(TEXT):
* * * * *
NON-BINARY ARTIST & WRITER DISCUSS CREATIVITY

Idledaze
Leslie

Artist Idledaze  and author Leslie Tate exchanged ideas about their creative processes, and how much their work is connected to being non-binary .

Leslie: So, where do we start if we’re relating creativity to stepping outside the gender box?

Idledaze: It’s good to speak as queer artists, but it doesn’t have to be queerness that’s the main point of our artworks. So I don’t think queerness manifests in an overt way in my work. Androgyny is perhaps the most obvious manifestation.

I also think there’s the theme of men who look fragile in my work, which is a gendered topic, but with its own niche. For instance in my picture ‘Crossed Out Ready’.

Crossed Out Ready by Idledaze

Leslie: That image really speaks to me. Fragile Men is an excellent title for me to try for a poem, inspired by your picture:

                          Fragile Men

The angle of his arm and thrown-out hand
is a bird of paradise flower where the sunbirds land.

She’s in orange and black. In a blue-green softness
of love burning down, the hotness

and ache of blanched skin are he/she/they
seen through a glass darkly. If this is the way

of all flesh, root and flower of unnamed self,
then with what wings do angels dance their death?

Leslie Tate

David by Idledaze

Idledaze: My creative process goes like this – I have a reservoir of images in my mind. This reservoir gets filled by what I see and what I notice every day, I also keep photos and bits of paper of things that inspire me. When sitting down to draw, sometimes I start with a clear reference, like this picture which is based on a still of a movie starring David Bowie. I do a sketch first, using the grid method, to be sure I’ve gotten proportions and placement right. Once that is done, I feel more confident adding color. It just ‘feels’ right to add splashes of color in unexpected places, when I’ve reached this stage.
* * * * *
(ITEMS):
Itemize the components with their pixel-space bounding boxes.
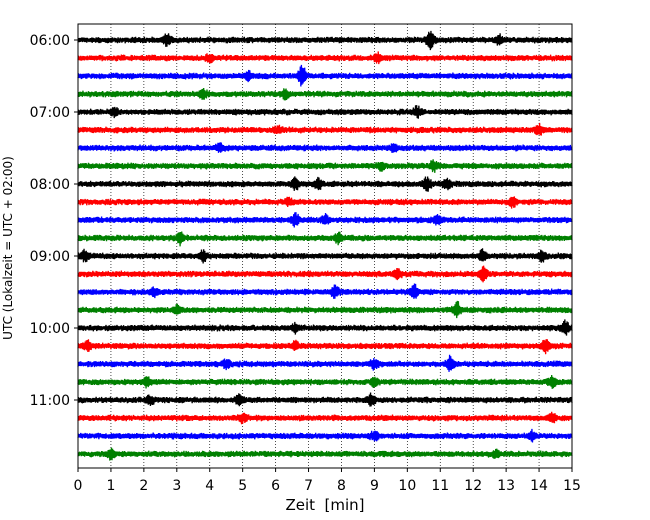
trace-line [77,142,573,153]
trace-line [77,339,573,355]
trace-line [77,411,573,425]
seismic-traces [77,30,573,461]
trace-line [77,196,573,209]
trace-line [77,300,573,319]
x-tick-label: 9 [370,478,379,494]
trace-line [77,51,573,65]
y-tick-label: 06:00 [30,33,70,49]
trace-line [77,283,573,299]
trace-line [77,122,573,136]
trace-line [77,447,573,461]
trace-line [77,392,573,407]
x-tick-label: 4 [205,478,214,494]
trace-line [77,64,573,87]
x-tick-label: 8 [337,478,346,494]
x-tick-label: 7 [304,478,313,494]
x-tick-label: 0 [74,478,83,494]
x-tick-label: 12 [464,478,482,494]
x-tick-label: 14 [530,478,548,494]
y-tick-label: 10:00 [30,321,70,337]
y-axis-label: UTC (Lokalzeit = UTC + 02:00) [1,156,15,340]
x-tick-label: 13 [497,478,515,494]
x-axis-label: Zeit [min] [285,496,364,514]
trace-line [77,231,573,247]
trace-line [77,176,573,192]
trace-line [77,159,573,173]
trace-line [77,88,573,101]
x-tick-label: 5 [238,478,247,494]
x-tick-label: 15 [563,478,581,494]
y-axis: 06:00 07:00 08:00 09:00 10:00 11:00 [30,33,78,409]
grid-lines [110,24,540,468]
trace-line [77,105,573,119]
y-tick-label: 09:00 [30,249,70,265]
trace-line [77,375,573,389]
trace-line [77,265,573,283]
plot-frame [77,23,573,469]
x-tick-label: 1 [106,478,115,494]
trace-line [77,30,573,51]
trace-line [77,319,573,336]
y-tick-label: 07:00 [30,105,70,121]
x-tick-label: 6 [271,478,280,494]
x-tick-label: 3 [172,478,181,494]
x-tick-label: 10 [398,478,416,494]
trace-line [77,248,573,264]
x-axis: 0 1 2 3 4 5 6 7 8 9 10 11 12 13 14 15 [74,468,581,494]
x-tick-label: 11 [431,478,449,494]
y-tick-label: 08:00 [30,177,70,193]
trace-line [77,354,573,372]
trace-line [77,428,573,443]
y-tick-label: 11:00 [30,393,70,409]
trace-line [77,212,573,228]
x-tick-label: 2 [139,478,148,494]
* * * * *
(ACTIONS TO TAKE):
(1) List every color named in the poem "Fragile Men" in the conversation on creativity.
(2) Continue the conversation between Idledaze and Leslie Tate on creativity, starting after its last sentence.

(EXERCISE ANSWERS):
(1) orange, black, blue-green

(2)
Side of the Night by Idledaze

Sometimes, there are ideas for drawings that just emerge as I sit and let my hand flow on paper, like this content, solitary person with a wine glass who doesn’t care about having furniture.

What I’ve learned over time, is how to know when stop working on a piece. When it feels like I am going through the motions just to get a part of the background filled, it is time to pause and think – what if I don’t? Sometimes I need to keep at it, other times, doing less (the absence of color or background furniture) yields a more meaningful result and reveals the material underneath, increasing the impact of the actual subject.

Charles by Idledaze

Leslie: My work begins facing a blank sheet of paper. Filling up that space can be a struggle. I might start by searching through my memory for an incident to write about, or monitoring my mind closely as it throws up words and ideas, but usually my attempts to consciously direct the creative process don’t work – although I have to make the effort and start somewhere. So I’m driving myself, while letting go; forcing out words while groping in the dark.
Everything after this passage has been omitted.